RECORDS FOR PROCESSING
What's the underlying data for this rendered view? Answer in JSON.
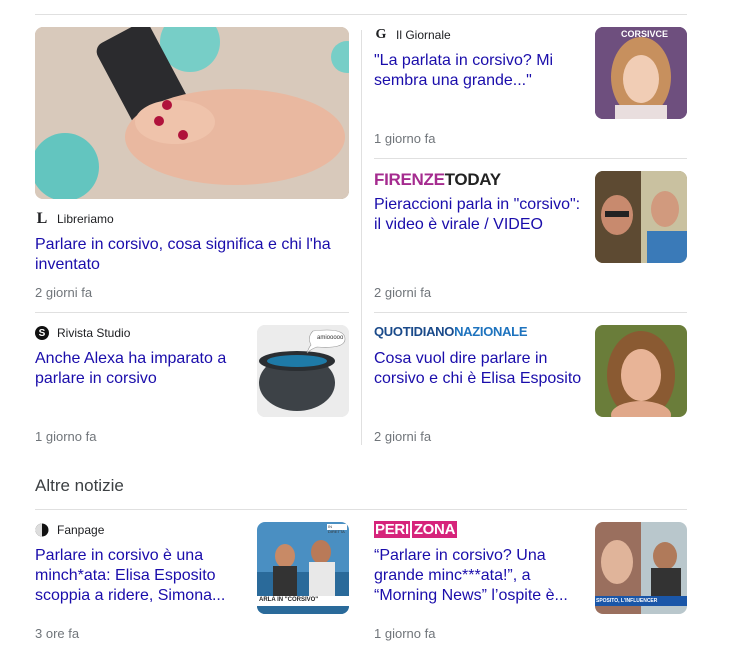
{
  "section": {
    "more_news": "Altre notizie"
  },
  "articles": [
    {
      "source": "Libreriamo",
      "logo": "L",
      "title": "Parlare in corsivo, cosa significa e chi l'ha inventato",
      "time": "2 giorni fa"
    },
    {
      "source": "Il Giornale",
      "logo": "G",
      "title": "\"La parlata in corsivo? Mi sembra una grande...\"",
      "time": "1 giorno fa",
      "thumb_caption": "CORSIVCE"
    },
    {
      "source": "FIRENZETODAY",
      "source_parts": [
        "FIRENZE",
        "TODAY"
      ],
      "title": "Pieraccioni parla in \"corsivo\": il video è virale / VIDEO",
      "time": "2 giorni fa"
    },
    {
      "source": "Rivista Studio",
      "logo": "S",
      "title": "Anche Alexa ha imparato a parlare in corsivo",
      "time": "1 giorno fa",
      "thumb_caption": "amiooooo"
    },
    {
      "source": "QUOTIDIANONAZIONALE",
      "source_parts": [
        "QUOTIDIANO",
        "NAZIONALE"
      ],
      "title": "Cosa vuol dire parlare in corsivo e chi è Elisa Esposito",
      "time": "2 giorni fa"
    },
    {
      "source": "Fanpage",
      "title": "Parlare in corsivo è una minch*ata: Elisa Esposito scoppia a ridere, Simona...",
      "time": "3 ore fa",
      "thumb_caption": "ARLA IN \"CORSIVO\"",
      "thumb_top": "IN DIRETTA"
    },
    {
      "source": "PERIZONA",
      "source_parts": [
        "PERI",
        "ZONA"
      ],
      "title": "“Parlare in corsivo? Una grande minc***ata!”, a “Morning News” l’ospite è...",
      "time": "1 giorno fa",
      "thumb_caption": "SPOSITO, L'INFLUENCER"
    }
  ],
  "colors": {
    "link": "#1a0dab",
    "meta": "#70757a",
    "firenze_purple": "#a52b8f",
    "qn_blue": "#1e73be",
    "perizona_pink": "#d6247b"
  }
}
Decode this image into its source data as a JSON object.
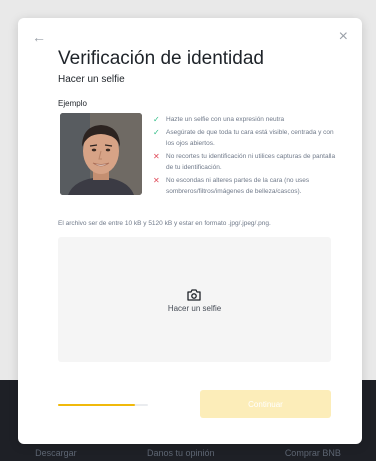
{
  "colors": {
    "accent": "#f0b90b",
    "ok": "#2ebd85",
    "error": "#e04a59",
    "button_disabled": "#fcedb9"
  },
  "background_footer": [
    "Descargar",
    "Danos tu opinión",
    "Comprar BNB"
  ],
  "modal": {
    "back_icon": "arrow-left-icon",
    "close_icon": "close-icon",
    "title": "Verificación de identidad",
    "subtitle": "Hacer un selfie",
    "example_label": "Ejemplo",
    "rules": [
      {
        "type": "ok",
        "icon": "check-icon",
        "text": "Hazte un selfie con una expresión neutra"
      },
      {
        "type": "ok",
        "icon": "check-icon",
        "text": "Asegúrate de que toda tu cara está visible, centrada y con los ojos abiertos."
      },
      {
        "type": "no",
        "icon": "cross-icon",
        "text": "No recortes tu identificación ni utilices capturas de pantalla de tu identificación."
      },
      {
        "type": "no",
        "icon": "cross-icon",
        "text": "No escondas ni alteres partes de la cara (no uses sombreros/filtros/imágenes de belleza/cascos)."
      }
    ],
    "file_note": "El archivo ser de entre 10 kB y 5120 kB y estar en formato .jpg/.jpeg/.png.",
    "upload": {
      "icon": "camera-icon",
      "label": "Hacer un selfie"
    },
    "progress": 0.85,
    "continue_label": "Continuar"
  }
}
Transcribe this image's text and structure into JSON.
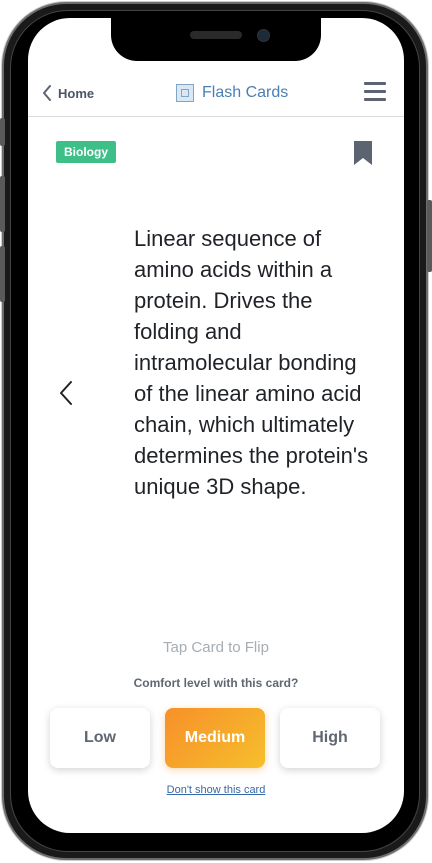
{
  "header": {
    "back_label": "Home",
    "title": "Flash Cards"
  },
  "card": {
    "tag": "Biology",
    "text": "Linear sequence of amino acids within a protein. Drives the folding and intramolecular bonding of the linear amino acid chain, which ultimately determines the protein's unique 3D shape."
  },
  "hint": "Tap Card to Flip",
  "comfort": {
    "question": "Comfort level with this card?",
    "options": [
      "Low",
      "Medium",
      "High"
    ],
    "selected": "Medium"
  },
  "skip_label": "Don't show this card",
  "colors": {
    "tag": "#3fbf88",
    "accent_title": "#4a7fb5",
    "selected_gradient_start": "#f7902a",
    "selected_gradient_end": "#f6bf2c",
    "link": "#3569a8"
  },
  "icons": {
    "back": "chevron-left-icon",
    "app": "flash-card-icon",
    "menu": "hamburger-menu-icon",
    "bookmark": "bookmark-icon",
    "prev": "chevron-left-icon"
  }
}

ACTIVITY
Only the records, copied exactly and without pictures, should make up the answer.

ANSWER TO THE EXERCISE
What's the underlying data for this rendered view? Answer in JSON.
{
  "section": {
    "more_news": "Altre notizie"
  },
  "articles": [
    {
      "source": "Libreriamo",
      "logo": "L",
      "title": "Parlare in corsivo, cosa significa e chi l'ha inventato",
      "time": "2 giorni fa"
    },
    {
      "source": "Il Giornale",
      "logo": "G",
      "title": "\"La parlata in corsivo? Mi sembra una grande...\"",
      "time": "1 giorno fa",
      "thumb_caption": "CORSIVCE"
    },
    {
      "source": "FIRENZETODAY",
      "source_parts": [
        "FIRENZE",
        "TODAY"
      ],
      "title": "Pieraccioni parla in \"corsivo\": il video è virale / VIDEO",
      "time": "2 giorni fa"
    },
    {
      "source": "Rivista Studio",
      "logo": "S",
      "title": "Anche Alexa ha imparato a parlare in corsivo",
      "time": "1 giorno fa",
      "thumb_caption": "amiooooo"
    },
    {
      "source": "QUOTIDIANONAZIONALE",
      "source_parts": [
        "QUOTIDIANO",
        "NAZIONALE"
      ],
      "title": "Cosa vuol dire parlare in corsivo e chi è Elisa Esposito",
      "time": "2 giorni fa"
    },
    {
      "source": "Fanpage",
      "title": "Parlare in corsivo è una minch*ata: Elisa Esposito scoppia a ridere, Simona...",
      "time": "3 ore fa",
      "thumb_caption": "ARLA IN \"CORSIVO\"",
      "thumb_top": "IN DIRETTA"
    },
    {
      "source": "PERIZONA",
      "source_parts": [
        "PERI",
        "ZONA"
      ],
      "title": "“Parlare in corsivo? Una grande minc***ata!”, a “Morning News” l’ospite è...",
      "time": "1 giorno fa",
      "thumb_caption": "SPOSITO, L'INFLUENCER"
    }
  ],
  "colors": {
    "link": "#1a0dab",
    "meta": "#70757a",
    "firenze_purple": "#a52b8f",
    "qn_blue": "#1e73be",
    "perizona_pink": "#d6247b"
  }
}
Decode this image into its source data as a JSON object.
{
  "colors": {
    "accent": "#f0b90b",
    "ok": "#2ebd85",
    "error": "#e04a59",
    "button_disabled": "#fcedb9"
  },
  "background_footer": [
    "Descargar",
    "Danos tu opinión",
    "Comprar BNB"
  ],
  "modal": {
    "back_icon": "arrow-left-icon",
    "close_icon": "close-icon",
    "title": "Verificación de identidad",
    "subtitle": "Hacer un selfie",
    "example_label": "Ejemplo",
    "rules": [
      {
        "type": "ok",
        "icon": "check-icon",
        "text": "Hazte un selfie con una expresión neutra"
      },
      {
        "type": "ok",
        "icon": "check-icon",
        "text": "Asegúrate de que toda tu cara está visible, centrada y con los ojos abiertos."
      },
      {
        "type": "no",
        "icon": "cross-icon",
        "text": "No recortes tu identificación ni utilices capturas de pantalla de tu identificación."
      },
      {
        "type": "no",
        "icon": "cross-icon",
        "text": "No escondas ni alteres partes de la cara (no uses sombreros/filtros/imágenes de belleza/cascos)."
      }
    ],
    "file_note": "El archivo ser de entre 10 kB y 5120 kB y estar en formato .jpg/.jpeg/.png.",
    "upload": {
      "icon": "camera-icon",
      "label": "Hacer un selfie"
    },
    "progress": 0.85,
    "continue_label": "Continuar"
  }
}
Transcribe this image's text and structure into JSON.
{
  "header": {
    "back_label": "Home",
    "title": "Flash Cards"
  },
  "card": {
    "tag": "Biology",
    "text": "Linear sequence of amino acids within a protein. Drives the folding and intramolecular bonding of the linear amino acid chain, which ultimately determines the protein's unique 3D shape."
  },
  "hint": "Tap Card to Flip",
  "comfort": {
    "question": "Comfort level with this card?",
    "options": [
      "Low",
      "Medium",
      "High"
    ],
    "selected": "Medium"
  },
  "skip_label": "Don't show this card",
  "colors": {
    "tag": "#3fbf88",
    "accent_title": "#4a7fb5",
    "selected_gradient_start": "#f7902a",
    "selected_gradient_end": "#f6bf2c",
    "link": "#3569a8"
  },
  "icons": {
    "back": "chevron-left-icon",
    "app": "flash-card-icon",
    "menu": "hamburger-menu-icon",
    "bookmark": "bookmark-icon",
    "prev": "chevron-left-icon"
  }
}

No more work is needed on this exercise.